Task directions:
Pick every line with "name" from the material below.
========================================================================
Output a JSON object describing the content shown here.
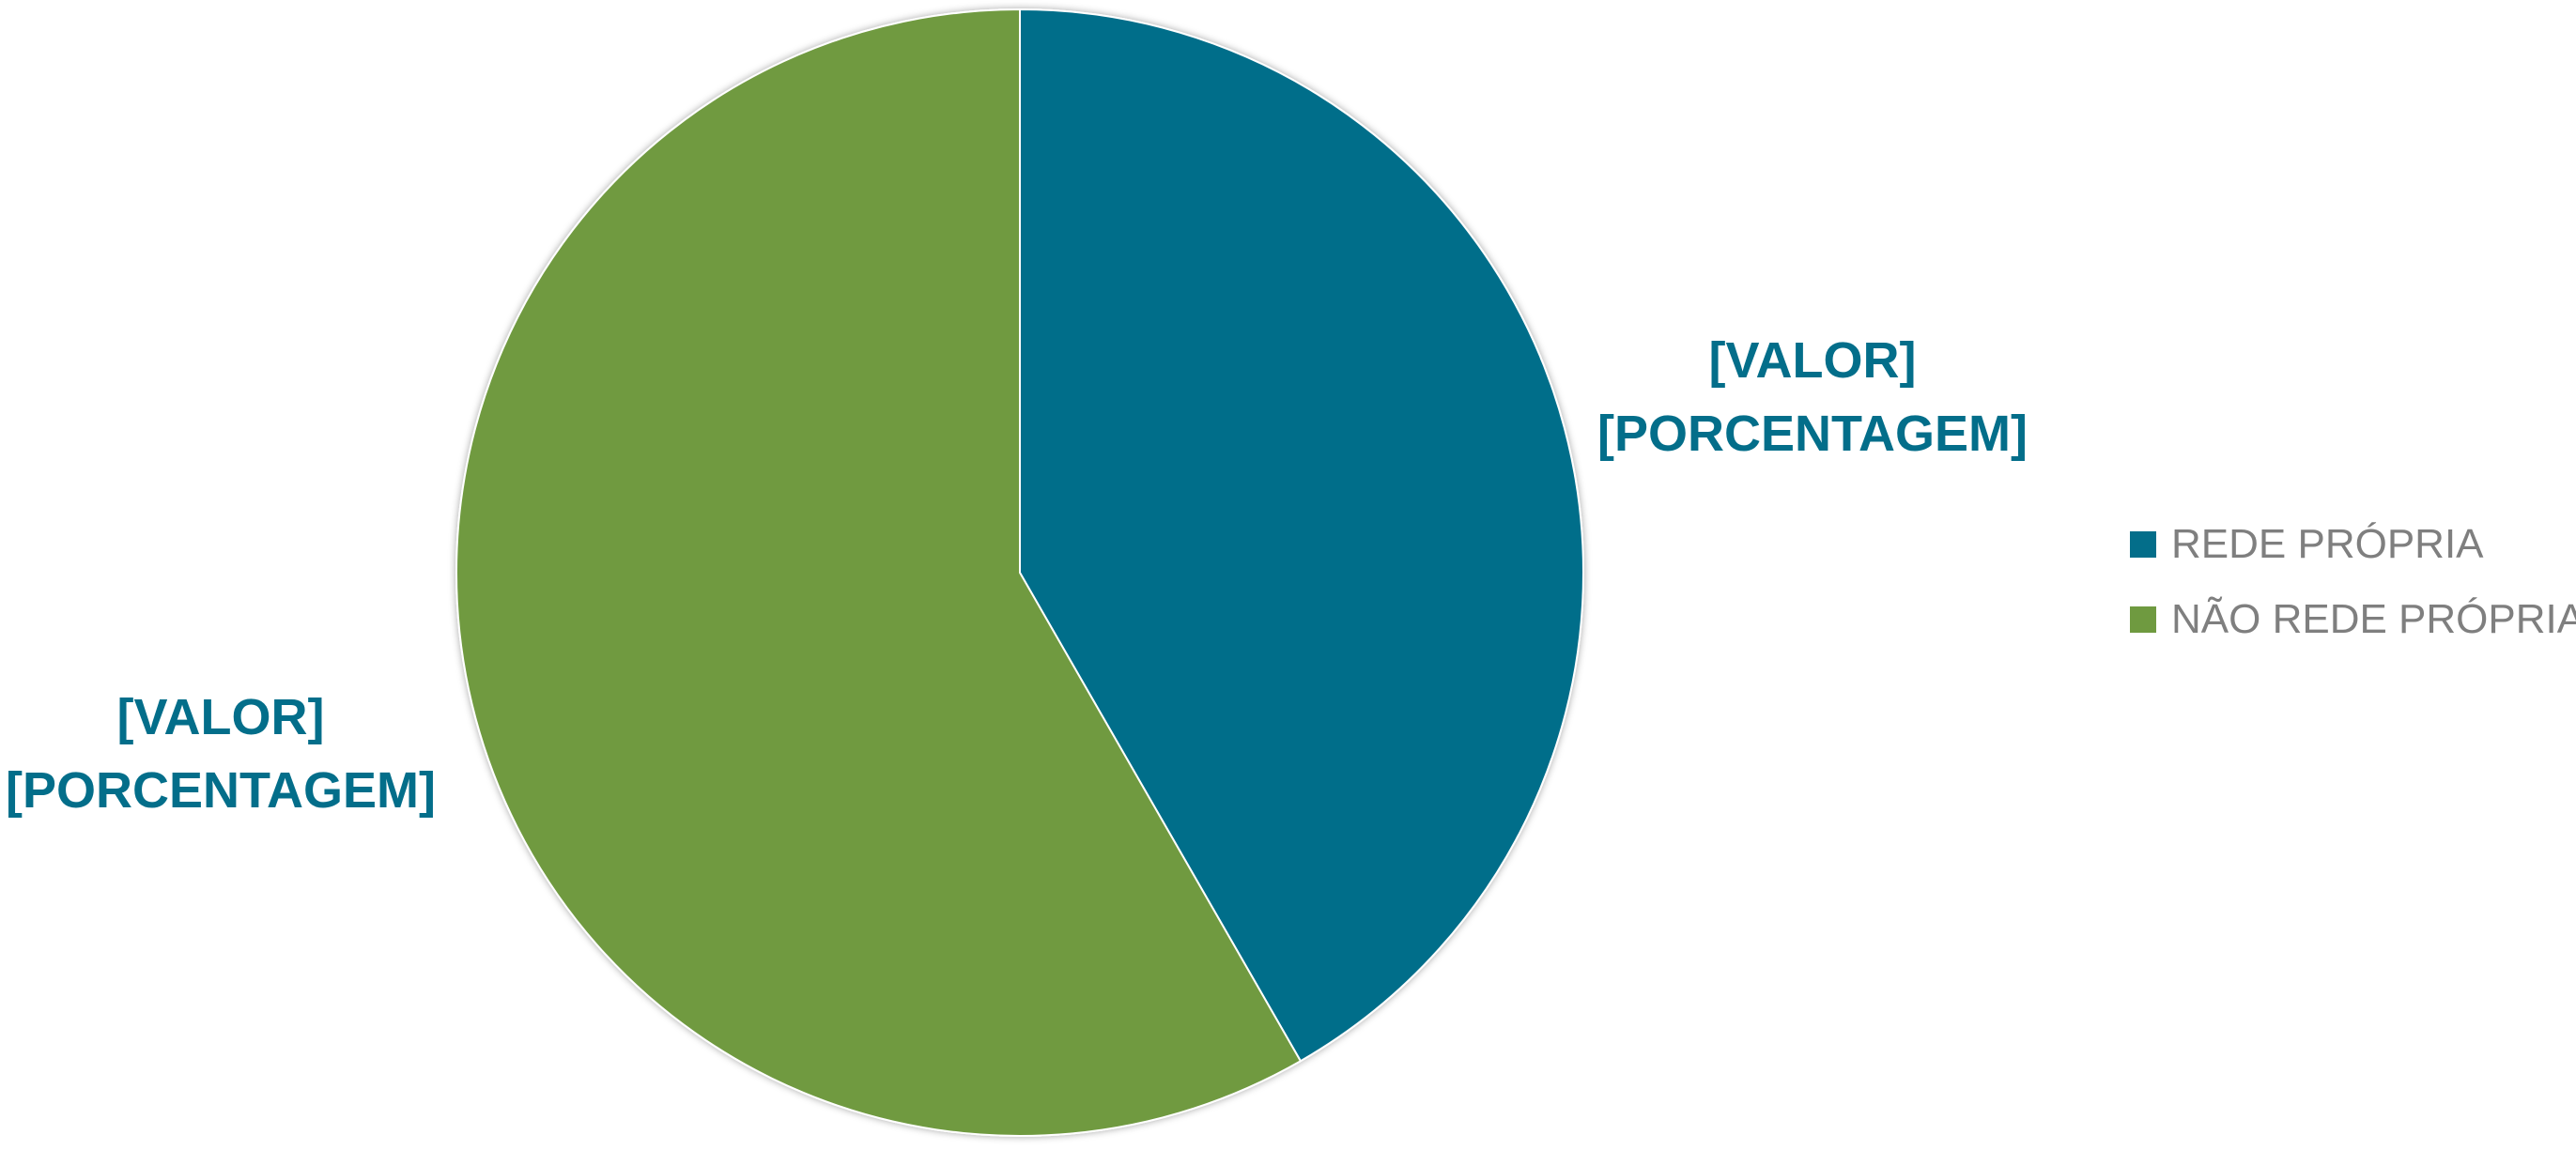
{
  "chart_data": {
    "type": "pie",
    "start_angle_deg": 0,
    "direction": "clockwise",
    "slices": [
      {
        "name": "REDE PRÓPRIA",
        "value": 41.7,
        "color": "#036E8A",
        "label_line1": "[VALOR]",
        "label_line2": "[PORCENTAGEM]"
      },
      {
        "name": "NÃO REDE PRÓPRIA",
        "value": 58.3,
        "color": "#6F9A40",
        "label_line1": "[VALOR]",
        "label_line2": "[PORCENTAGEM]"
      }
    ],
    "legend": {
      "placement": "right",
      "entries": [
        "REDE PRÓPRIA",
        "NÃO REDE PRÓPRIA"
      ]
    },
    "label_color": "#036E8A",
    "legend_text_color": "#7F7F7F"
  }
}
========================================================================
Reply:
        "name": "REDE PRÓPRIA",
        "name": "NÃO REDE PRÓPRIA",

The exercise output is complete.